Take every line that has the string "index" and copy it out.

[START Recorded data]

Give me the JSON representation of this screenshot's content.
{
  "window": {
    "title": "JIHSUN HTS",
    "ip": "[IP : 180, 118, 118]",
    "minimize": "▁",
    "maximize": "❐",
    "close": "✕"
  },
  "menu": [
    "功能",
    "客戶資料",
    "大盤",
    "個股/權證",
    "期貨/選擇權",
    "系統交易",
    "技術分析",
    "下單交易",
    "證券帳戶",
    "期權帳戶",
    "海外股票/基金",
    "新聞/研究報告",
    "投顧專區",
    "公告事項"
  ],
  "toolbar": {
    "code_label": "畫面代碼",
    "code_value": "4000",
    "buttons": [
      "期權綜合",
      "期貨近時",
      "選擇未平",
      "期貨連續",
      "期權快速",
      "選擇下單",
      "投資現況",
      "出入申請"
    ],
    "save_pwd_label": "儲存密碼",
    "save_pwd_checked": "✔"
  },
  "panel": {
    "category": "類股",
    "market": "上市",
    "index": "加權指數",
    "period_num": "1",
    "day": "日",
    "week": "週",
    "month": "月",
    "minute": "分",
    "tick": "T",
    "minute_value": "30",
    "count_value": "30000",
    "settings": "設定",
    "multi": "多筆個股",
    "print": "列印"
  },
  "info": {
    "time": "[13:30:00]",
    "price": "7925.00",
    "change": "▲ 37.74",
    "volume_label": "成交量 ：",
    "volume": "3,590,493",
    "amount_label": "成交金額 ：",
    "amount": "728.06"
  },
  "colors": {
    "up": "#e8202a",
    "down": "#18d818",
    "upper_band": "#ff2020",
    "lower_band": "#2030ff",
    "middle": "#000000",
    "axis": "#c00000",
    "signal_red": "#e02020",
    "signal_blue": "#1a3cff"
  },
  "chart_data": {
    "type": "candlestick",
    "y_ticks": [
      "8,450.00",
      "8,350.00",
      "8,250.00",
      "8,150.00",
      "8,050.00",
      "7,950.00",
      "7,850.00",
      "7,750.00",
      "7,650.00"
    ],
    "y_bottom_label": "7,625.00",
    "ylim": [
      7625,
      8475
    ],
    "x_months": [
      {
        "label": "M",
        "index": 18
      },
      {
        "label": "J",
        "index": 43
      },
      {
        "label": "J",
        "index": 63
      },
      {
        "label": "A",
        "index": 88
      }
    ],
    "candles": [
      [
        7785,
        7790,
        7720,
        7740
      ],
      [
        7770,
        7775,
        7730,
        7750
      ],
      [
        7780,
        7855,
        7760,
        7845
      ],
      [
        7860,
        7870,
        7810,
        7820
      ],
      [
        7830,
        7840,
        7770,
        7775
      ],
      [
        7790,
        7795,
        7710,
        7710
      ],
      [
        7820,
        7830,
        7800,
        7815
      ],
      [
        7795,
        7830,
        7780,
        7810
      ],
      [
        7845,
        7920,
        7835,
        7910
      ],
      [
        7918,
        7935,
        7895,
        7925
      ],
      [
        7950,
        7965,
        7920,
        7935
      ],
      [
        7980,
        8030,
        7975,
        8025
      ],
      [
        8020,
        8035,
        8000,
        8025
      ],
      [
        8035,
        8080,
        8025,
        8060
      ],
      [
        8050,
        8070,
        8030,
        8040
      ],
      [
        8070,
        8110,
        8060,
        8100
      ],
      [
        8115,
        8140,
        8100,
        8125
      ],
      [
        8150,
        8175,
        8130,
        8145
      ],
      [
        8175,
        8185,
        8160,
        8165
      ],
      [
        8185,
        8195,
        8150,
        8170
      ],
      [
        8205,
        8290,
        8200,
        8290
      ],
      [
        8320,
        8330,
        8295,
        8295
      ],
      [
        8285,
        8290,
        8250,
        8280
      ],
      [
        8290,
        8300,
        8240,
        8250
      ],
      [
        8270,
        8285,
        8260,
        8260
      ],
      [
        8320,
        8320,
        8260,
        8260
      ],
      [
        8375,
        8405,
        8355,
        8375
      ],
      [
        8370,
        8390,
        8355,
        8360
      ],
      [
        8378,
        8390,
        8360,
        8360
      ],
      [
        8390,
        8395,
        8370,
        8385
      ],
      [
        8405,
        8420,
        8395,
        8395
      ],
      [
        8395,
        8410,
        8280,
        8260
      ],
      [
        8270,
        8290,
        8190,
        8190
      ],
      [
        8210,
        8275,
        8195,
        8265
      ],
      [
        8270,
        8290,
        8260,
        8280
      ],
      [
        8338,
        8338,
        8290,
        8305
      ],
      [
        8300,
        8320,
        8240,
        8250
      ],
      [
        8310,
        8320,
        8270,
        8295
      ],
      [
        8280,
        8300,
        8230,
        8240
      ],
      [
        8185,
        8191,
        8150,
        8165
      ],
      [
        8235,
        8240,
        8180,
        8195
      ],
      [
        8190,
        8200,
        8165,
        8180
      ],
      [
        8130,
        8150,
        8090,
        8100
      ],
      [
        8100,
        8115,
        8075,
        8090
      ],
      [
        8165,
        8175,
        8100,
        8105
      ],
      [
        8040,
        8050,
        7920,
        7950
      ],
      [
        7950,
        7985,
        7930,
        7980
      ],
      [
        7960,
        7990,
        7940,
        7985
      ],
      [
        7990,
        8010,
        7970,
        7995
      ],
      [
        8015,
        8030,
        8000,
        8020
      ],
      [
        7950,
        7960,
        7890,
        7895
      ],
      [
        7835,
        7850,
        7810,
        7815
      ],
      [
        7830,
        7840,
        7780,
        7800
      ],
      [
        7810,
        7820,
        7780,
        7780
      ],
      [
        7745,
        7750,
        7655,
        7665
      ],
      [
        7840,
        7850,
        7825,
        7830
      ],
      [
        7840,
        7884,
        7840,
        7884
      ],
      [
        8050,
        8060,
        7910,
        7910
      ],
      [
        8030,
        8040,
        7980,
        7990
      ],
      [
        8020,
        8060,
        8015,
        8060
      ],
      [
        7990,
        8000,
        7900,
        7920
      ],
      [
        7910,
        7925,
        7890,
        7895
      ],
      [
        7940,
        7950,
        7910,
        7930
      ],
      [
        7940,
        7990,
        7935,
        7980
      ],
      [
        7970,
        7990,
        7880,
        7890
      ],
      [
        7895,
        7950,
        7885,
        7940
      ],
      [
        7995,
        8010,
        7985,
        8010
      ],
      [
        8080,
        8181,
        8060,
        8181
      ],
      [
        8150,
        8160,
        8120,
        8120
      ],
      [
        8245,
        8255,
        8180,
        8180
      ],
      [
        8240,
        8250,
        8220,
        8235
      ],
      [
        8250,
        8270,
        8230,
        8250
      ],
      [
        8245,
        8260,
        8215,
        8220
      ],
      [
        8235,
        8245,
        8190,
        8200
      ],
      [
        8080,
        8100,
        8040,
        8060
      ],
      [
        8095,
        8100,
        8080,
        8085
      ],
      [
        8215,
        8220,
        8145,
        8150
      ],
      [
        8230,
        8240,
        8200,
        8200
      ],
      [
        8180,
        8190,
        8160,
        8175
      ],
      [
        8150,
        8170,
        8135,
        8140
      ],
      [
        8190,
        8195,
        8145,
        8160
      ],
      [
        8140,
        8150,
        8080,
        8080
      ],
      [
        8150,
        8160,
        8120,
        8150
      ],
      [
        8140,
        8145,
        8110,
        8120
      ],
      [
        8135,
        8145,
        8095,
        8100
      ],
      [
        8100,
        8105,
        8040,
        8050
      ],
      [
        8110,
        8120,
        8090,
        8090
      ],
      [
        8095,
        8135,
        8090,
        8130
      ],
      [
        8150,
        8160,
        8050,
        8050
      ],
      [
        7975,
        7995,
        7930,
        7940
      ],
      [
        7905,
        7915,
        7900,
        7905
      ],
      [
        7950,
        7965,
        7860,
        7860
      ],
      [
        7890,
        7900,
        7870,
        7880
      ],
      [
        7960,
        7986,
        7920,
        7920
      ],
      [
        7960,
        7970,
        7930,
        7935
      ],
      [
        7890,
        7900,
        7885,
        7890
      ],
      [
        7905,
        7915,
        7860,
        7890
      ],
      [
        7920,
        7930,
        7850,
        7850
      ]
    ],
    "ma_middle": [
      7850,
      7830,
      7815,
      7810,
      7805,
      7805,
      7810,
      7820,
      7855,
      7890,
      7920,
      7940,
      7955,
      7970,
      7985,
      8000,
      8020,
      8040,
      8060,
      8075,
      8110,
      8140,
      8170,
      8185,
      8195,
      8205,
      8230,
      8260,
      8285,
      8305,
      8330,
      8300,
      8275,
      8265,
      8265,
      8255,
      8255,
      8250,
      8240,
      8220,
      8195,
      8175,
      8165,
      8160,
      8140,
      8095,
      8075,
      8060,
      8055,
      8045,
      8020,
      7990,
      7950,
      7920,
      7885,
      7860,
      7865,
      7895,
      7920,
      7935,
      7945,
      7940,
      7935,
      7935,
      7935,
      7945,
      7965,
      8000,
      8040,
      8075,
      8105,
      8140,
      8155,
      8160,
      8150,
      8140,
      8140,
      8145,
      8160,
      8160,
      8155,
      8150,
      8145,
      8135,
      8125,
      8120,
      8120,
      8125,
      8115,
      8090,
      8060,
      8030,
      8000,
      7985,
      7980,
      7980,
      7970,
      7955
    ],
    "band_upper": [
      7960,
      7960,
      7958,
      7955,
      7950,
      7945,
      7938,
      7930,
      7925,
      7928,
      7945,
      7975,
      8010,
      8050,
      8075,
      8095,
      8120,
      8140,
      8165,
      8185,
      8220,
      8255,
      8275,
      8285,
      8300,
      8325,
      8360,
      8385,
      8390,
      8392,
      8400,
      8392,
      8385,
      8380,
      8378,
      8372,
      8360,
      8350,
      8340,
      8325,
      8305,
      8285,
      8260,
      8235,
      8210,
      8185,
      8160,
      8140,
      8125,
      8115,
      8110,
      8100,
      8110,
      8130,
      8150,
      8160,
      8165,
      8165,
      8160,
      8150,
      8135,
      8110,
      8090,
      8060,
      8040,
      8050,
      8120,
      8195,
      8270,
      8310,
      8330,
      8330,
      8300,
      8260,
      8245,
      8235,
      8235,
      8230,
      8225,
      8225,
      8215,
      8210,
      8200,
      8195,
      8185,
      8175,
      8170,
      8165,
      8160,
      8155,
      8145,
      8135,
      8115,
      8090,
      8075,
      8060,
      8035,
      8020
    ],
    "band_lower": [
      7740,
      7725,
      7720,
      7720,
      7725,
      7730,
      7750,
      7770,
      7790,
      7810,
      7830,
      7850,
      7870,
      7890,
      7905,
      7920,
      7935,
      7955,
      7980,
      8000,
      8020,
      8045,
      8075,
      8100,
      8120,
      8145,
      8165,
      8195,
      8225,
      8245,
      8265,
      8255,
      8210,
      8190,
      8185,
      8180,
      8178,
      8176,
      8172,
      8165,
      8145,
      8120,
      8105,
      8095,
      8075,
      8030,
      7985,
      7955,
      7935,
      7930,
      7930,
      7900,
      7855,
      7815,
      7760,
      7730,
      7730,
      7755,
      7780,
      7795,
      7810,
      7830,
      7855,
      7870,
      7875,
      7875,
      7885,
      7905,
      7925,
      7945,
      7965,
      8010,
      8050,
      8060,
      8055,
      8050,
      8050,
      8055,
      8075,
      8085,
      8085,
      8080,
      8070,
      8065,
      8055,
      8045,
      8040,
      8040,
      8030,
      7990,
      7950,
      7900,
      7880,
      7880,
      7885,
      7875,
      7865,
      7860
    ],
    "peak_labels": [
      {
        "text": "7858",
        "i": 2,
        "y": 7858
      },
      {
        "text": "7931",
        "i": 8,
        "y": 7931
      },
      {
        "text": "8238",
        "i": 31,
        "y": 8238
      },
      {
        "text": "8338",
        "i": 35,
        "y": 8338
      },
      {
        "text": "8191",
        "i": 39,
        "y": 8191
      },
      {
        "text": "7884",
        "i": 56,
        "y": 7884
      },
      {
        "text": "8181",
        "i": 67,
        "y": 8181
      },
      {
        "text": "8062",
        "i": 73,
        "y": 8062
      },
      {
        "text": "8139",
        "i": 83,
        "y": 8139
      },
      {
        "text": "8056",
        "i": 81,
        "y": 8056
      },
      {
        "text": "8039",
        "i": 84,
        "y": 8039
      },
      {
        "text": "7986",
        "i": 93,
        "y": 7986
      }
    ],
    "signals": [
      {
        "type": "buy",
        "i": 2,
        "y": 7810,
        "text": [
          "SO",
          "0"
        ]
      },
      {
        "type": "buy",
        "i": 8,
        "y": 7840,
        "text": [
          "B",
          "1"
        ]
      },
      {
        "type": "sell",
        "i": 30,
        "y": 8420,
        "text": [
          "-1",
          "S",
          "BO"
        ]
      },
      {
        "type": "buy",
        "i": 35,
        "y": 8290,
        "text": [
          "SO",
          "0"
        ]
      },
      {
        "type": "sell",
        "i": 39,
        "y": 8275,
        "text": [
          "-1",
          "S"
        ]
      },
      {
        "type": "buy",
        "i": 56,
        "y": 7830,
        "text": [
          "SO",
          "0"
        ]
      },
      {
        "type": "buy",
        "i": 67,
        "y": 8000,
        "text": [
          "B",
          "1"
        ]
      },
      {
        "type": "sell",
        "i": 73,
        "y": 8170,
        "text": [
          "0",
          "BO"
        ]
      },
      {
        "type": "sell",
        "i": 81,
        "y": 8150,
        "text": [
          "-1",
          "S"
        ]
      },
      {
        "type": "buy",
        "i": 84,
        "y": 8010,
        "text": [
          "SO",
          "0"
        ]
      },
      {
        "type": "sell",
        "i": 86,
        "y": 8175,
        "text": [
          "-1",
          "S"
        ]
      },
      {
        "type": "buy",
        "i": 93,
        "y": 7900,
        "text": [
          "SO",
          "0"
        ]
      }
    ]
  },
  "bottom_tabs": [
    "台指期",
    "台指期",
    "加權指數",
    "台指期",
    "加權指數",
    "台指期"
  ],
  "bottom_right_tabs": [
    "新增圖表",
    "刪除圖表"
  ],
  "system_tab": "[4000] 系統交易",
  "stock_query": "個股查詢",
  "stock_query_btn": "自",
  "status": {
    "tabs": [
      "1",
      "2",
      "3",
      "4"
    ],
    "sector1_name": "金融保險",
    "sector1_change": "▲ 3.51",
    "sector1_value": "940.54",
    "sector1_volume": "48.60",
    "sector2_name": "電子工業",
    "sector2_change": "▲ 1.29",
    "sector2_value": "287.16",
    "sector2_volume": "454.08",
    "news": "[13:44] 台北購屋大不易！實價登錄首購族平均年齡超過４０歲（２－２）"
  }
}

[END Recorded data]

- [Complete output]
    "index": "加權指數",
        "index": 18
        "index": 43
        "index": 63
        "index": 88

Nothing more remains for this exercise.